• **Requirement**:
The data must be returned in full and exactly as given.
-- START OF Dataset entries --
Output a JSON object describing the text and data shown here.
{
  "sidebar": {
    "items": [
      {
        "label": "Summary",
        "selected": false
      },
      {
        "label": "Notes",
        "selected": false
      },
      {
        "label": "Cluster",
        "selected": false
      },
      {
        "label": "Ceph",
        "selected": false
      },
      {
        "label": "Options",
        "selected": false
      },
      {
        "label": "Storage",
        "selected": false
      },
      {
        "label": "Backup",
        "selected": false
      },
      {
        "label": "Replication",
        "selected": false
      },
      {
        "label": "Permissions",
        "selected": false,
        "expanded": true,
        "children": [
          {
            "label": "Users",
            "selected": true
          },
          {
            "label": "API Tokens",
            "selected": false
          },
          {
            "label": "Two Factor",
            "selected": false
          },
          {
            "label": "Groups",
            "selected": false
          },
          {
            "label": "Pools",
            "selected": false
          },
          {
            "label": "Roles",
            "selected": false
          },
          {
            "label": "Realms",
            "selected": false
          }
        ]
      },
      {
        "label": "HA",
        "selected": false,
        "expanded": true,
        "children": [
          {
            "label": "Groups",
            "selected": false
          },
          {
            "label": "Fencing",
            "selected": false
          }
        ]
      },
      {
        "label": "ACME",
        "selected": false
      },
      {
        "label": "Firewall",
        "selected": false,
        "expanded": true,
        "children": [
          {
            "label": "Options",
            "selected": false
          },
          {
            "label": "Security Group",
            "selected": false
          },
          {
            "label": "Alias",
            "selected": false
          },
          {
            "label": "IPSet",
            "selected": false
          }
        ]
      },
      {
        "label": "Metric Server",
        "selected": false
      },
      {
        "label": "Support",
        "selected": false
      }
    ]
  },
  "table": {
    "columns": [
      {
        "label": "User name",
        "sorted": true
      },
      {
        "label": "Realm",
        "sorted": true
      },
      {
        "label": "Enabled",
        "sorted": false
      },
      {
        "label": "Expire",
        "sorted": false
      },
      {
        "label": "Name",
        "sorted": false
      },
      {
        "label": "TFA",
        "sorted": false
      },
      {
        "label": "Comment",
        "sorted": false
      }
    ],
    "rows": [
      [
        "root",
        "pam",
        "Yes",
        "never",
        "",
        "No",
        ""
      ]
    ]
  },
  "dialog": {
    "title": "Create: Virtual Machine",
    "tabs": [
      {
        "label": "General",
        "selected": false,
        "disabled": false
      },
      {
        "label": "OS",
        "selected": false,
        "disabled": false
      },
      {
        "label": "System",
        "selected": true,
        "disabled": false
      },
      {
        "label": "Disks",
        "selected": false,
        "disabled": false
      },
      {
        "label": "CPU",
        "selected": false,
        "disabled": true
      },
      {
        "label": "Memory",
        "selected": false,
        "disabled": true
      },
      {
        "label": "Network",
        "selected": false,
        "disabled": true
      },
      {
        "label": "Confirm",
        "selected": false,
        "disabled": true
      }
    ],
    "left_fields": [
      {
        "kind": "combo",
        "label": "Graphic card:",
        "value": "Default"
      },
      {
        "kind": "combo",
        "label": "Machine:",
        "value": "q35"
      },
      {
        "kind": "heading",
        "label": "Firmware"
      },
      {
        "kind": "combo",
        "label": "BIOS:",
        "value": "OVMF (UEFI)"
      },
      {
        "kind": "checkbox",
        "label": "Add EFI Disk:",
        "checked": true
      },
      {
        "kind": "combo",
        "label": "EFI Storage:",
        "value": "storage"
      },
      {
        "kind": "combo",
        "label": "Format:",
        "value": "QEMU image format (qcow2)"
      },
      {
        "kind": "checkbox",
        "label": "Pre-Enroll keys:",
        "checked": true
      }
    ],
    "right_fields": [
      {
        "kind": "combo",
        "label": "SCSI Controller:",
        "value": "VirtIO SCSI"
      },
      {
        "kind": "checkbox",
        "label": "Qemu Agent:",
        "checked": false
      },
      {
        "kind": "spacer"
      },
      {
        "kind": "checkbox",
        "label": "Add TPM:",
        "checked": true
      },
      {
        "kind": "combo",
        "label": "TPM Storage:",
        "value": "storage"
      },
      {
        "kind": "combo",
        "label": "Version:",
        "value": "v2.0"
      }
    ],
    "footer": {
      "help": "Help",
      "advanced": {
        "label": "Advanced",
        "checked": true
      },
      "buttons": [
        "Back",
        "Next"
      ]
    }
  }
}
-- END OF Dataset entries --
• **Complete response**:
Output a JSON object describing the text and data shown here.
{
  "sidebar": {
    "items": [
      {
        "label": "Summary",
        "selected": false
      },
      {
        "label": "Notes",
        "selected": false
      },
      {
        "label": "Cluster",
        "selected": false
      },
      {
        "label": "Ceph",
        "selected": false
      },
      {
        "label": "Options",
        "selected": false
      },
      {
        "label": "Storage",
        "selected": false
      },
      {
        "label": "Backup",
        "selected": false
      },
      {
        "label": "Replication",
        "selected": false
      },
      {
        "label": "Permissions",
        "selected": false,
        "expanded": true,
        "children": [
          {
            "label": "Users",
            "selected": true
          },
          {
            "label": "API Tokens",
            "selected": false
          },
          {
            "label": "Two Factor",
            "selected": false
          },
          {
            "label": "Groups",
            "selected": false
          },
          {
            "label": "Pools",
            "selected": false
          },
          {
            "label": "Roles",
            "selected": false
          },
          {
            "label": "Realms",
            "selected": false
          }
        ]
      },
      {
        "label": "HA",
        "selected": false,
        "expanded": true,
        "children": [
          {
            "label": "Groups",
            "selected": false
          },
          {
            "label": "Fencing",
            "selected": false
          }
        ]
      },
      {
        "label": "ACME",
        "selected": false
      },
      {
        "label": "Firewall",
        "selected": false,
        "expanded": true,
        "children": [
          {
            "label": "Options",
            "selected": false
          },
          {
            "label": "Security Group",
            "selected": false
          },
          {
            "label": "Alias",
            "selected": false
          },
          {
            "label": "IPSet",
            "selected": false
          }
        ]
      },
      {
        "label": "Metric Server",
        "selected": false
      },
      {
        "label": "Support",
        "selected": false
      }
    ]
  },
  "table": {
    "columns": [
      {
        "label": "User name",
        "sorted": true
      },
      {
        "label": "Realm",
        "sorted": true
      },
      {
        "label": "Enabled",
        "sorted": false
      },
      {
        "label": "Expire",
        "sorted": false
      },
      {
        "label": "Name",
        "sorted": false
      },
      {
        "label": "TFA",
        "sorted": false
      },
      {
        "label": "Comment",
        "sorted": false
      }
    ],
    "rows": [
      [
        "root",
        "pam",
        "Yes",
        "never",
        "",
        "No",
        ""
      ]
    ]
  },
  "dialog": {
    "title": "Create: Virtual Machine",
    "tabs": [
      {
        "label": "General",
        "selected": false,
        "disabled": false
      },
      {
        "label": "OS",
        "selected": false,
        "disabled": false
      },
      {
        "label": "System",
        "selected": true,
        "disabled": false
      },
      {
        "label": "Disks",
        "selected": false,
        "disabled": false
      },
      {
        "label": "CPU",
        "selected": false,
        "disabled": true
      },
      {
        "label": "Memory",
        "selected": false,
        "disabled": true
      },
      {
        "label": "Network",
        "selected": false,
        "disabled": true
      },
      {
        "label": "Confirm",
        "selected": false,
        "disabled": true
      }
    ],
    "left_fields": [
      {
        "kind": "combo",
        "label": "Graphic card:",
        "value": "Default"
      },
      {
        "kind": "combo",
        "label": "Machine:",
        "value": "q35"
      },
      {
        "kind": "heading",
        "label": "Firmware"
      },
      {
        "kind": "combo",
        "label": "BIOS:",
        "value": "OVMF (UEFI)"
      },
      {
        "kind": "checkbox",
        "label": "Add EFI Disk:",
        "checked": true
      },
      {
        "kind": "combo",
        "label": "EFI Storage:",
        "value": "storage"
      },
      {
        "kind": "combo",
        "label": "Format:",
        "value": "QEMU image format (qcow2)"
      },
      {
        "kind": "checkbox",
        "label": "Pre-Enroll keys:",
        "checked": true
      }
    ],
    "right_fields": [
      {
        "kind": "combo",
        "label": "SCSI Controller:",
        "value": "VirtIO SCSI"
      },
      {
        "kind": "checkbox",
        "label": "Qemu Agent:",
        "checked": false
      },
      {
        "kind": "spacer"
      },
      {
        "kind": "checkbox",
        "label": "Add TPM:",
        "checked": true
      },
      {
        "kind": "combo",
        "label": "TPM Storage:",
        "value": "storage"
      },
      {
        "kind": "combo",
        "label": "Version:",
        "value": "v2.0"
      }
    ],
    "footer": {
      "help": "Help",
      "advanced": {
        "label": "Advanced",
        "checked": true
      },
      "buttons": [
        "Back",
        "Next"
      ]
    }
  }
}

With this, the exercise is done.